DIRECTIONS
All of the entries need to be written out again, exactly as they are.

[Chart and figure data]
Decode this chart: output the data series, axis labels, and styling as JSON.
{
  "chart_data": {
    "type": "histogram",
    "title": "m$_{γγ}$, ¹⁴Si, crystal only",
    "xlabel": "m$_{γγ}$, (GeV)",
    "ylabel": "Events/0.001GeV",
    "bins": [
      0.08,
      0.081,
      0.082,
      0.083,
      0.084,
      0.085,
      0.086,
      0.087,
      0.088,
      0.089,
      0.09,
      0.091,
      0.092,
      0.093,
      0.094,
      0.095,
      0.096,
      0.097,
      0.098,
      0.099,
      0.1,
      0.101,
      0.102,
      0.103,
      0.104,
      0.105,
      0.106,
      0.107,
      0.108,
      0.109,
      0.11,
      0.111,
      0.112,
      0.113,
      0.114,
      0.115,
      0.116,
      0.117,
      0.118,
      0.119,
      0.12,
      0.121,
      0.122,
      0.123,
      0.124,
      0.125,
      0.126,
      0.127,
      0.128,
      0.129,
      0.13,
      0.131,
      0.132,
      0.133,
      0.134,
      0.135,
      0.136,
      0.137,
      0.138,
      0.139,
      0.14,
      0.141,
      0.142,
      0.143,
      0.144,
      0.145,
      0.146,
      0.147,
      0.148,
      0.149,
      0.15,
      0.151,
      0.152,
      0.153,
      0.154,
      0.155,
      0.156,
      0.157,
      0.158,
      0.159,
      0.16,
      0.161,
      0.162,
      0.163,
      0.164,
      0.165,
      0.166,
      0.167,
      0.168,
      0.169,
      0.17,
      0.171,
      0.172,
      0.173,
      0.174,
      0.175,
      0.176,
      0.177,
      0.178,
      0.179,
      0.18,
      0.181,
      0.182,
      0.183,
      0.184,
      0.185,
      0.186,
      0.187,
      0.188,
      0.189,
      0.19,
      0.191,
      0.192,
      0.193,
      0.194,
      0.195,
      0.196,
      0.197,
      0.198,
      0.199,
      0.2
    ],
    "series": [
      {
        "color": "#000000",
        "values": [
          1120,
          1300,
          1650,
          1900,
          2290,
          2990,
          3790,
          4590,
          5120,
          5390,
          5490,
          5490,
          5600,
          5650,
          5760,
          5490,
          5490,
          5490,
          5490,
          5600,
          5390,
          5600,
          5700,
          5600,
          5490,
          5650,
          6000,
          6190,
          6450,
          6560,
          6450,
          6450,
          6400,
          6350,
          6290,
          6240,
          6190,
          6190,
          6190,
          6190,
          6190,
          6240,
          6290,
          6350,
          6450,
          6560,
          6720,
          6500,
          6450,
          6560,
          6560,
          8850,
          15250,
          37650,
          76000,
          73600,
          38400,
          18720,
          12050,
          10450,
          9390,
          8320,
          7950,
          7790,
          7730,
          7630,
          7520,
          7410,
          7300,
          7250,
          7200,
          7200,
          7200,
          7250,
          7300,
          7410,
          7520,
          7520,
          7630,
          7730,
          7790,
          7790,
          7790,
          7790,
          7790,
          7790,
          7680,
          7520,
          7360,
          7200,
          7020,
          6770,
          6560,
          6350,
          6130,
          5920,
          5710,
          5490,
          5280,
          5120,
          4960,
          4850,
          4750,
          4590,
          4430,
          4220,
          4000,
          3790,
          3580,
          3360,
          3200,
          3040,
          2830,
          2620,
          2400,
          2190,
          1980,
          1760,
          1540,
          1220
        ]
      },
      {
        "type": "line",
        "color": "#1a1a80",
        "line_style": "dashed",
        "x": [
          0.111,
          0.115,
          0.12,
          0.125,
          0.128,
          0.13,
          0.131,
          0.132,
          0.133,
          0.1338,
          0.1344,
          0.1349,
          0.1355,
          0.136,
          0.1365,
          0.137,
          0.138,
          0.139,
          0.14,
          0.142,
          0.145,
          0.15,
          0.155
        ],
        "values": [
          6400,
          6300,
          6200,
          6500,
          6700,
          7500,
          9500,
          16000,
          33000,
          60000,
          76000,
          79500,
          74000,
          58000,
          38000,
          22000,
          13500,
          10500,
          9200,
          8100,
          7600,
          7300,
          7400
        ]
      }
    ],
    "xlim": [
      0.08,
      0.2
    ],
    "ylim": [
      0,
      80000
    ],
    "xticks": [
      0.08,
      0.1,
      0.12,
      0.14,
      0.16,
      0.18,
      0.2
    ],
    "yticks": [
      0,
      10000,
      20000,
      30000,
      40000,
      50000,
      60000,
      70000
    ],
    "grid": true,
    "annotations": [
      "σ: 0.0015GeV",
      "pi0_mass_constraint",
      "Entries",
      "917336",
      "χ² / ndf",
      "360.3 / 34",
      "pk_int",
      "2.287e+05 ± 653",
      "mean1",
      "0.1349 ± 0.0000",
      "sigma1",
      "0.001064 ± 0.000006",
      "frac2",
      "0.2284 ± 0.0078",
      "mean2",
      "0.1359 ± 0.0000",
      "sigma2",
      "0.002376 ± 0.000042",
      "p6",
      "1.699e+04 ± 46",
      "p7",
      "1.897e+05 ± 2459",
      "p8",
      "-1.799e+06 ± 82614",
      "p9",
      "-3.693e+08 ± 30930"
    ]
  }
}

THE ANSWER
Decode this chart: output the data series, axis labels, and styling as JSON.
{
  "chart_data": {
    "type": "histogram",
    "title": "m$_{γγ}$, ¹⁴Si, crystal only",
    "xlabel": "m$_{γγ}$, (GeV)",
    "ylabel": "Events/0.001GeV",
    "bins": [
      0.08,
      0.081,
      0.082,
      0.083,
      0.084,
      0.085,
      0.086,
      0.087,
      0.088,
      0.089,
      0.09,
      0.091,
      0.092,
      0.093,
      0.094,
      0.095,
      0.096,
      0.097,
      0.098,
      0.099,
      0.1,
      0.101,
      0.102,
      0.103,
      0.104,
      0.105,
      0.106,
      0.107,
      0.108,
      0.109,
      0.11,
      0.111,
      0.112,
      0.113,
      0.114,
      0.115,
      0.116,
      0.117,
      0.118,
      0.119,
      0.12,
      0.121,
      0.122,
      0.123,
      0.124,
      0.125,
      0.126,
      0.127,
      0.128,
      0.129,
      0.13,
      0.131,
      0.132,
      0.133,
      0.134,
      0.135,
      0.136,
      0.137,
      0.138,
      0.139,
      0.14,
      0.141,
      0.142,
      0.143,
      0.144,
      0.145,
      0.146,
      0.147,
      0.148,
      0.149,
      0.15,
      0.151,
      0.152,
      0.153,
      0.154,
      0.155,
      0.156,
      0.157,
      0.158,
      0.159,
      0.16,
      0.161,
      0.162,
      0.163,
      0.164,
      0.165,
      0.166,
      0.167,
      0.168,
      0.169,
      0.17,
      0.171,
      0.172,
      0.173,
      0.174,
      0.175,
      0.176,
      0.177,
      0.178,
      0.179,
      0.18,
      0.181,
      0.182,
      0.183,
      0.184,
      0.185,
      0.186,
      0.187,
      0.188,
      0.189,
      0.19,
      0.191,
      0.192,
      0.193,
      0.194,
      0.195,
      0.196,
      0.197,
      0.198,
      0.199,
      0.2
    ],
    "series": [
      {
        "color": "#000000",
        "values": [
          1120,
          1300,
          1650,
          1900,
          2290,
          2990,
          3790,
          4590,
          5120,
          5390,
          5490,
          5490,
          5600,
          5650,
          5760,
          5490,
          5490,
          5490,
          5490,
          5600,
          5390,
          5600,
          5700,
          5600,
          5490,
          5650,
          6000,
          6190,
          6450,
          6560,
          6450,
          6450,
          6400,
          6350,
          6290,
          6240,
          6190,
          6190,
          6190,
          6190,
          6190,
          6240,
          6290,
          6350,
          6450,
          6560,
          6720,
          6500,
          6450,
          6560,
          6560,
          8850,
          15250,
          37650,
          76000,
          73600,
          38400,
          18720,
          12050,
          10450,
          9390,
          8320,
          7950,
          7790,
          7730,
          7630,
          7520,
          7410,
          7300,
          7250,
          7200,
          7200,
          7200,
          7250,
          7300,
          7410,
          7520,
          7520,
          7630,
          7730,
          7790,
          7790,
          7790,
          7790,
          7790,
          7790,
          7680,
          7520,
          7360,
          7200,
          7020,
          6770,
          6560,
          6350,
          6130,
          5920,
          5710,
          5490,
          5280,
          5120,
          4960,
          4850,
          4750,
          4590,
          4430,
          4220,
          4000,
          3790,
          3580,
          3360,
          3200,
          3040,
          2830,
          2620,
          2400,
          2190,
          1980,
          1760,
          1540,
          1220
        ]
      },
      {
        "type": "line",
        "color": "#1a1a80",
        "line_style": "dashed",
        "x": [
          0.111,
          0.115,
          0.12,
          0.125,
          0.128,
          0.13,
          0.131,
          0.132,
          0.133,
          0.1338,
          0.1344,
          0.1349,
          0.1355,
          0.136,
          0.1365,
          0.137,
          0.138,
          0.139,
          0.14,
          0.142,
          0.145,
          0.15,
          0.155
        ],
        "values": [
          6400,
          6300,
          6200,
          6500,
          6700,
          7500,
          9500,
          16000,
          33000,
          60000,
          76000,
          79500,
          74000,
          58000,
          38000,
          22000,
          13500,
          10500,
          9200,
          8100,
          7600,
          7300,
          7400
        ]
      }
    ],
    "xlim": [
      0.08,
      0.2
    ],
    "ylim": [
      0,
      80000
    ],
    "xticks": [
      0.08,
      0.1,
      0.12,
      0.14,
      0.16,
      0.18,
      0.2
    ],
    "yticks": [
      0,
      10000,
      20000,
      30000,
      40000,
      50000,
      60000,
      70000
    ],
    "grid": true,
    "annotations": [
      "σ: 0.0015GeV",
      "pi0_mass_constraint",
      "Entries",
      "917336",
      "χ² / ndf",
      "360.3 / 34",
      "pk_int",
      "2.287e+05 ± 653",
      "mean1",
      "0.1349 ± 0.0000",
      "sigma1",
      "0.001064 ± 0.000006",
      "frac2",
      "0.2284 ± 0.0078",
      "mean2",
      "0.1359 ± 0.0000",
      "sigma2",
      "0.002376 ± 0.000042",
      "p6",
      "1.699e+04 ± 46",
      "p7",
      "1.897e+05 ± 2459",
      "p8",
      "-1.799e+06 ± 82614",
      "p9",
      "-3.693e+08 ± 30930"
    ]
  }
}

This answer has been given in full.